--- Start of Data shown ---

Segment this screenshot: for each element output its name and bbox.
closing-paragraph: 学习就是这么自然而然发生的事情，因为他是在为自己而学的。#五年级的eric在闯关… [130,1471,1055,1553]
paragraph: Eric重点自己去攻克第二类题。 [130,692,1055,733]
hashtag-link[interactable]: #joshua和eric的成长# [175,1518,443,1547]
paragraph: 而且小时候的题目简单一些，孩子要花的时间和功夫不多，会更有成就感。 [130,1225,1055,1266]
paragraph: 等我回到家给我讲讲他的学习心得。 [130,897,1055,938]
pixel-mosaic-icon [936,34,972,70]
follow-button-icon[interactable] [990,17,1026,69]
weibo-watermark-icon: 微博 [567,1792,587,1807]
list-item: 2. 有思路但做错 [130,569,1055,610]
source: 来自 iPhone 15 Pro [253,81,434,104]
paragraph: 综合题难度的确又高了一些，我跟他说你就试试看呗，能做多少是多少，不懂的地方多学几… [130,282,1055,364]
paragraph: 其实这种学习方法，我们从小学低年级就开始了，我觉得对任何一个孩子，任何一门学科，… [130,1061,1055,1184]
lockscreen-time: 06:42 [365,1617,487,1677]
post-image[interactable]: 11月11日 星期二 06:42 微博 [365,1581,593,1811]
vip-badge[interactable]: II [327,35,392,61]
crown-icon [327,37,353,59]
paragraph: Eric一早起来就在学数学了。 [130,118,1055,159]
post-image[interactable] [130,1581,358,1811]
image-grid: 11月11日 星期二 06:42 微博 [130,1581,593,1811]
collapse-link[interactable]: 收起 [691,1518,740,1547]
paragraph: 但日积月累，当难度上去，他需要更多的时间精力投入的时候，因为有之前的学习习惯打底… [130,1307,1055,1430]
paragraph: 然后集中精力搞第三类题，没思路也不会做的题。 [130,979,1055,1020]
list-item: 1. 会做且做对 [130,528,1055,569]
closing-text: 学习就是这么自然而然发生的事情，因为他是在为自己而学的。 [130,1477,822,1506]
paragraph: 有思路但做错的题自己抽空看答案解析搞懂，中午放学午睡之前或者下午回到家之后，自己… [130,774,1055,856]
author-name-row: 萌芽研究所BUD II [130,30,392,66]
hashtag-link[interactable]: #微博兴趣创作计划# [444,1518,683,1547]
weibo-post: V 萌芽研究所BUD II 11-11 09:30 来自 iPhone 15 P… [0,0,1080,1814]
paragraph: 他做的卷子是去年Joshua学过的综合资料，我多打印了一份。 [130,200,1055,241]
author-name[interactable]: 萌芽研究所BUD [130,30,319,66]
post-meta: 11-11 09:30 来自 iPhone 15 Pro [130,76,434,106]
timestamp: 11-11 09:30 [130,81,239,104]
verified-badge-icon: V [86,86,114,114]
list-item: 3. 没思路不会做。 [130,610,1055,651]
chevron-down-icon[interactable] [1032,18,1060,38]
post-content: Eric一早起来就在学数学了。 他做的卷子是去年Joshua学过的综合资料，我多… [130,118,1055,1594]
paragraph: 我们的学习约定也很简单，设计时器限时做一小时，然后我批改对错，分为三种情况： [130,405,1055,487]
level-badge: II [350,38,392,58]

--- End of Data shown ---

Reproduce every line of the items above verbatim.

Written answer:
Segment this screenshot: for each element output its name and bbox.
closing-paragraph: 学习就是这么自然而然发生的事情，因为他是在为自己而学的。#五年级的eric在闯关… [130,1471,1055,1553]
paragraph: Eric重点自己去攻克第二类题。 [130,692,1055,733]
hashtag-link[interactable]: #joshua和eric的成长# [175,1518,443,1547]
paragraph: 而且小时候的题目简单一些，孩子要花的时间和功夫不多，会更有成就感。 [130,1225,1055,1266]
paragraph: 等我回到家给我讲讲他的学习心得。 [130,897,1055,938]
pixel-mosaic-icon [936,34,972,70]
follow-button-icon[interactable] [990,17,1026,69]
weibo-watermark-icon: 微博 [567,1792,587,1807]
list-item: 2. 有思路但做错 [130,569,1055,610]
source: 来自 iPhone 15 Pro [253,81,434,104]
paragraph: 综合题难度的确又高了一些，我跟他说你就试试看呗，能做多少是多少，不懂的地方多学几… [130,282,1055,364]
paragraph: 其实这种学习方法，我们从小学低年级就开始了，我觉得对任何一个孩子，任何一门学科，… [130,1061,1055,1184]
lockscreen-time: 06:42 [365,1617,487,1677]
post-image[interactable]: 11月11日 星期二 06:42 微博 [365,1581,593,1811]
vip-badge[interactable]: II [327,35,392,61]
crown-icon [327,37,353,59]
paragraph: Eric一早起来就在学数学了。 [130,118,1055,159]
post-image[interactable] [130,1581,358,1811]
image-grid: 11月11日 星期二 06:42 微博 [130,1581,593,1811]
collapse-link[interactable]: 收起 [691,1518,740,1547]
paragraph: 但日积月累，当难度上去，他需要更多的时间精力投入的时候，因为有之前的学习习惯打底… [130,1307,1055,1430]
paragraph: 然后集中精力搞第三类题，没思路也不会做的题。 [130,979,1055,1020]
list-item: 1. 会做且做对 [130,528,1055,569]
closing-text: 学习就是这么自然而然发生的事情，因为他是在为自己而学的。 [130,1477,822,1506]
paragraph: 有思路但做错的题自己抽空看答案解析搞懂，中午放学午睡之前或者下午回到家之后，自己… [130,774,1055,856]
author-name-row: 萌芽研究所BUD II [130,30,392,66]
hashtag-link[interactable]: #微博兴趣创作计划# [444,1518,683,1547]
weibo-post: V 萌芽研究所BUD II 11-11 09:30 来自 iPhone 15 P… [0,0,1080,1814]
paragraph: 他做的卷子是去年Joshua学过的综合资料，我多打印了一份。 [130,200,1055,241]
author-name[interactable]: 萌芽研究所BUD [130,30,319,66]
post-meta: 11-11 09:30 来自 iPhone 15 Pro [130,76,434,106]
timestamp: 11-11 09:30 [130,81,239,104]
verified-badge-icon: V [86,86,114,114]
list-item: 3. 没思路不会做。 [130,610,1055,651]
chevron-down-icon[interactable] [1032,18,1060,38]
post-content: Eric一早起来就在学数学了。 他做的卷子是去年Joshua学过的综合资料，我多… [130,118,1055,1594]
paragraph: 我们的学习约定也很简单，设计时器限时做一小时，然后我批改对错，分为三种情况： [130,405,1055,487]
level-badge: II [350,38,392,58]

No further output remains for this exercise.